===== Exercise inputs =====

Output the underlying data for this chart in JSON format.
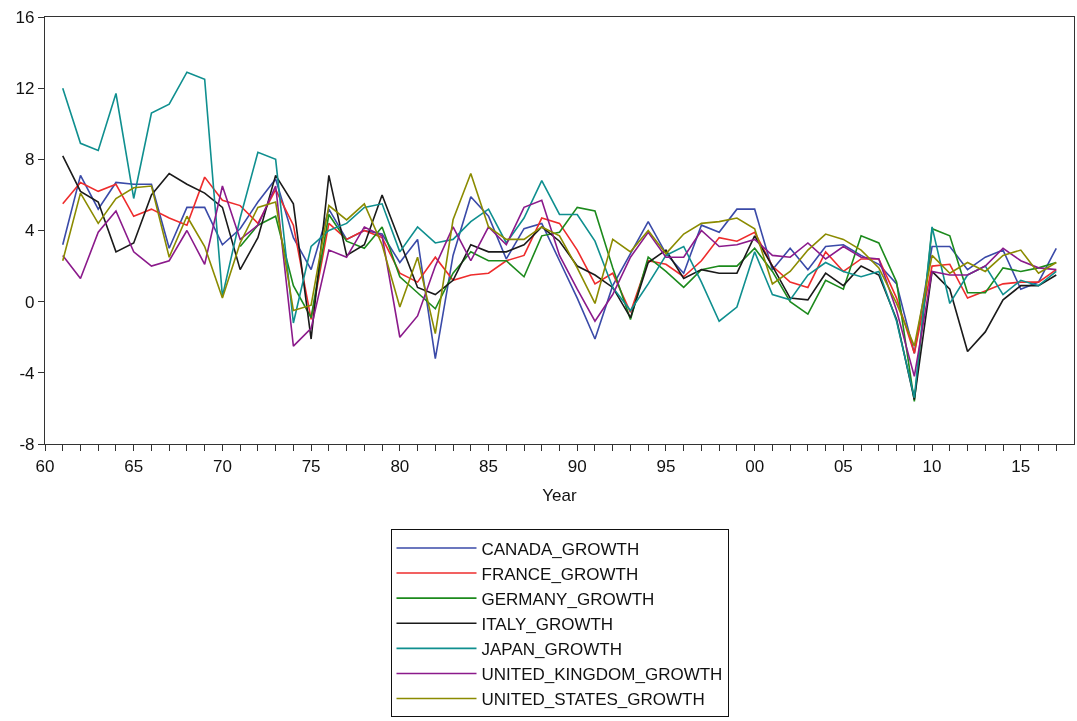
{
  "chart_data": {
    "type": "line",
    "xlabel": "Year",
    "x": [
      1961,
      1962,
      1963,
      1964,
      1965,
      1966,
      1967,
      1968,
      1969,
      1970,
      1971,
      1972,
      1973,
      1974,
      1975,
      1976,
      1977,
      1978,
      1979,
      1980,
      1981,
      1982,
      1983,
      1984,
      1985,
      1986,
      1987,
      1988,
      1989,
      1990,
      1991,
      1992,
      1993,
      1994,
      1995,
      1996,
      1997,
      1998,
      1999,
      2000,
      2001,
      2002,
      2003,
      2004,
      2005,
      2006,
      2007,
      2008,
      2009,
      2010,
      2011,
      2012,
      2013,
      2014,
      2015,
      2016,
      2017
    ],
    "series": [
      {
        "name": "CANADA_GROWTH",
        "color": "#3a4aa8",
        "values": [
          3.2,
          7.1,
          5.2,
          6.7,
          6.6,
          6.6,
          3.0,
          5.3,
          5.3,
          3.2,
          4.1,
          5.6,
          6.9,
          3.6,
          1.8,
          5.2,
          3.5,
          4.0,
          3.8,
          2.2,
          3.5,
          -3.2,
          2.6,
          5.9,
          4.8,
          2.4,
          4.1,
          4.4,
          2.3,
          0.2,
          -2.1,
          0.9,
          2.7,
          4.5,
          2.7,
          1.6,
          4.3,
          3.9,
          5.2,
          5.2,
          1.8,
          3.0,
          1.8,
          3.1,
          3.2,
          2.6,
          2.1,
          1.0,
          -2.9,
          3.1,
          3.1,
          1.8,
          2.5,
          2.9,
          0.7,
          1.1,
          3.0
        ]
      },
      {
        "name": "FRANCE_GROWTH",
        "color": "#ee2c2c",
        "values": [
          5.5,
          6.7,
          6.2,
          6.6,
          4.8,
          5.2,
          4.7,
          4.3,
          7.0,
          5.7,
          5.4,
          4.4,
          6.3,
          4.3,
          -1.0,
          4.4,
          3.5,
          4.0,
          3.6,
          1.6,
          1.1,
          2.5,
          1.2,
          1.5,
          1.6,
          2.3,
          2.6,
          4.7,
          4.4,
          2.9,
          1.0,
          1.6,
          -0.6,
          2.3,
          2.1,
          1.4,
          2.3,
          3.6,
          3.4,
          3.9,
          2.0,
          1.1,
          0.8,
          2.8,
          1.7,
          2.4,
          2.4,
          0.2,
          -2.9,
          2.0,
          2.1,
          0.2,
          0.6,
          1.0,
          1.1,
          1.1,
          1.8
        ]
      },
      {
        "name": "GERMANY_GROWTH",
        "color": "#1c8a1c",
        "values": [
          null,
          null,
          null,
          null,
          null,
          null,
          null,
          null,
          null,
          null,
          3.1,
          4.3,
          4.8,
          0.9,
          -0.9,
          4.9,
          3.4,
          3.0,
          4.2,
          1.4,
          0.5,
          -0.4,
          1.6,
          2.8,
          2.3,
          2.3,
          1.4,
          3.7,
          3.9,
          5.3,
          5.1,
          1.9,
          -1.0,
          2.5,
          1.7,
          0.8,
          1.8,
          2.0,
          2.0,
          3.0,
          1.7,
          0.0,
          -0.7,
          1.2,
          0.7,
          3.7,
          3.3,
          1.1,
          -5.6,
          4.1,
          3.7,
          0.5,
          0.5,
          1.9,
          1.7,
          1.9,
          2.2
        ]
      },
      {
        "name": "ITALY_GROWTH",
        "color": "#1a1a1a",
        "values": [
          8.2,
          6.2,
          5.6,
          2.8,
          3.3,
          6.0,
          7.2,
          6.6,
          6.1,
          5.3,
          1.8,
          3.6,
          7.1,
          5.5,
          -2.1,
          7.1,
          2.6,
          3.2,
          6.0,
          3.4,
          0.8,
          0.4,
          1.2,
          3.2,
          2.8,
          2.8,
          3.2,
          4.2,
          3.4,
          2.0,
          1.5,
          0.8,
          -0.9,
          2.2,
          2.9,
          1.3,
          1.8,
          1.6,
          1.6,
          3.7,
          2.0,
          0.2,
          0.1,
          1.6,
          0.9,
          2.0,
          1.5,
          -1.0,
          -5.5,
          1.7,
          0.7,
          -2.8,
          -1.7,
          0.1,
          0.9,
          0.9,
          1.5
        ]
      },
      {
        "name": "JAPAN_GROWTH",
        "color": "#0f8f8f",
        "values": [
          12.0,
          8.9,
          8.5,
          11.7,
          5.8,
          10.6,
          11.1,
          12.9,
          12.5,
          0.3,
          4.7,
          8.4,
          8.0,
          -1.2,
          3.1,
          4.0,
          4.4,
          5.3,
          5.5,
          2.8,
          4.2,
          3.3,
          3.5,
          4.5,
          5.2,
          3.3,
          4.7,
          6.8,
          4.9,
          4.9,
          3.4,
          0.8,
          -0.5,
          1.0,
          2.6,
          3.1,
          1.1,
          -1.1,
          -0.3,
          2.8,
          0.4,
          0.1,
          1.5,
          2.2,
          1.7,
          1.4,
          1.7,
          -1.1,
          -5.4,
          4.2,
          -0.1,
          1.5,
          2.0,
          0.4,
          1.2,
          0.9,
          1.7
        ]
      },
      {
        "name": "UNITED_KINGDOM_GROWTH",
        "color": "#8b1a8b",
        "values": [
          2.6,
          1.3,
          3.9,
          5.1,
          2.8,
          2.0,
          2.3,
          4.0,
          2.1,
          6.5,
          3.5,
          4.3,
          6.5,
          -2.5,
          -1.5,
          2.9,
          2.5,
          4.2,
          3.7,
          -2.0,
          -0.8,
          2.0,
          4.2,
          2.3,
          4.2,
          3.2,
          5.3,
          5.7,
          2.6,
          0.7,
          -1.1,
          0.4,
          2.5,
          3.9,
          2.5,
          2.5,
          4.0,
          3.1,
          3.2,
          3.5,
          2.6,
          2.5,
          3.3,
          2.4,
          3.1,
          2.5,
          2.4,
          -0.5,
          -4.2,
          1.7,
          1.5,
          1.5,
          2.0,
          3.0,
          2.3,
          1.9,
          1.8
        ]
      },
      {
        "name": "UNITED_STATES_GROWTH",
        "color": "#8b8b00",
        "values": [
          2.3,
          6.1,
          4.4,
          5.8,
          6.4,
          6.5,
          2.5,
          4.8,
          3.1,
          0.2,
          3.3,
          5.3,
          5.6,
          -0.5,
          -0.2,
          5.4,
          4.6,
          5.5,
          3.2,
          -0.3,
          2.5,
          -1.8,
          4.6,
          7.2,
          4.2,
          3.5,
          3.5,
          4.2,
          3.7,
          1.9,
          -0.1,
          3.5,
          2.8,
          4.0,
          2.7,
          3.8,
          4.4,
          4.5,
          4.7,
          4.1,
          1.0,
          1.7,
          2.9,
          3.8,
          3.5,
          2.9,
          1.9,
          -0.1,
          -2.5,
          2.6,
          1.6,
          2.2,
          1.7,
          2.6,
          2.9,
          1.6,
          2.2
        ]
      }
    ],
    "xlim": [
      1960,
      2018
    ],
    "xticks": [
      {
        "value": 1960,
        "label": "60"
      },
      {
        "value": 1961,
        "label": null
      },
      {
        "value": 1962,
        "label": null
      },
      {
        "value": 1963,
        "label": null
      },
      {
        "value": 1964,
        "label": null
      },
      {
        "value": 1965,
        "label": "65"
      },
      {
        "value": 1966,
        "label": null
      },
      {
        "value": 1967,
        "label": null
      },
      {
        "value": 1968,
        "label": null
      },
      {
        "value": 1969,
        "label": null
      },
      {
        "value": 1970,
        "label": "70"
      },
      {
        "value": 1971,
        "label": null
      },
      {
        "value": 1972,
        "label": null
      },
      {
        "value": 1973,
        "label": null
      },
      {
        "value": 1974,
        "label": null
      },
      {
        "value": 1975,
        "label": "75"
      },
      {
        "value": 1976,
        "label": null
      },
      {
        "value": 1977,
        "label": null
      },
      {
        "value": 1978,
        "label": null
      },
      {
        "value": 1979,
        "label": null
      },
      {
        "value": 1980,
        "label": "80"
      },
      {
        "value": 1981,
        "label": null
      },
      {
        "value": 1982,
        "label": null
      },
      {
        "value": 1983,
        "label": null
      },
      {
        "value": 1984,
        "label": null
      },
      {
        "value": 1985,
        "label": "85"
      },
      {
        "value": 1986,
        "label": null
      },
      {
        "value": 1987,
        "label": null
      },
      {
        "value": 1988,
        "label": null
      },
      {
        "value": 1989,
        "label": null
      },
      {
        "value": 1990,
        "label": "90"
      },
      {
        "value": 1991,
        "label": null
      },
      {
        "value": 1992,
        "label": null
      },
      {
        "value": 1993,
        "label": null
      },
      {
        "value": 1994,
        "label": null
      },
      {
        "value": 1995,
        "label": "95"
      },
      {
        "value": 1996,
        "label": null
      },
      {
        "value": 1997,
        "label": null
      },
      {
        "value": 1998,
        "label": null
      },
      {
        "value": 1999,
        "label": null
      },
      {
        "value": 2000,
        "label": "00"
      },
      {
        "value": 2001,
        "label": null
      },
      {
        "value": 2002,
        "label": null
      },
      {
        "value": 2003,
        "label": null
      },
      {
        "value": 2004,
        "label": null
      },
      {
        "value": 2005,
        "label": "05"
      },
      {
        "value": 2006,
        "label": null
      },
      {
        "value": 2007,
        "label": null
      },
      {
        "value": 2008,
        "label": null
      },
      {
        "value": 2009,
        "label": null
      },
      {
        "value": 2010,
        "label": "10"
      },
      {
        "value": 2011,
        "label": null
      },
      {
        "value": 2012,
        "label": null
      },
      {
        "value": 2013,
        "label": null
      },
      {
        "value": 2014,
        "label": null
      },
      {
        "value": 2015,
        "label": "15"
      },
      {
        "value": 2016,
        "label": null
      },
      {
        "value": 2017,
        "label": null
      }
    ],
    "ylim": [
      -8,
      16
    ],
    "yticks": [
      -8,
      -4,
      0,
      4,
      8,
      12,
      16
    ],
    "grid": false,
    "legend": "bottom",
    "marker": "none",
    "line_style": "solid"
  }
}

=====

What you need to do :: Wherever the word "name" occurs in a line of the listing, copy that line.

Task solution ::
        "name": "CANADA_GROWTH",
        "name": "FRANCE_GROWTH",
        "name": "GERMANY_GROWTH",
        "name": "ITALY_GROWTH",
        "name": "JAPAN_GROWTH",
        "name": "UNITED_KINGDOM_GROWTH",
        "name": "UNITED_STATES_GROWTH",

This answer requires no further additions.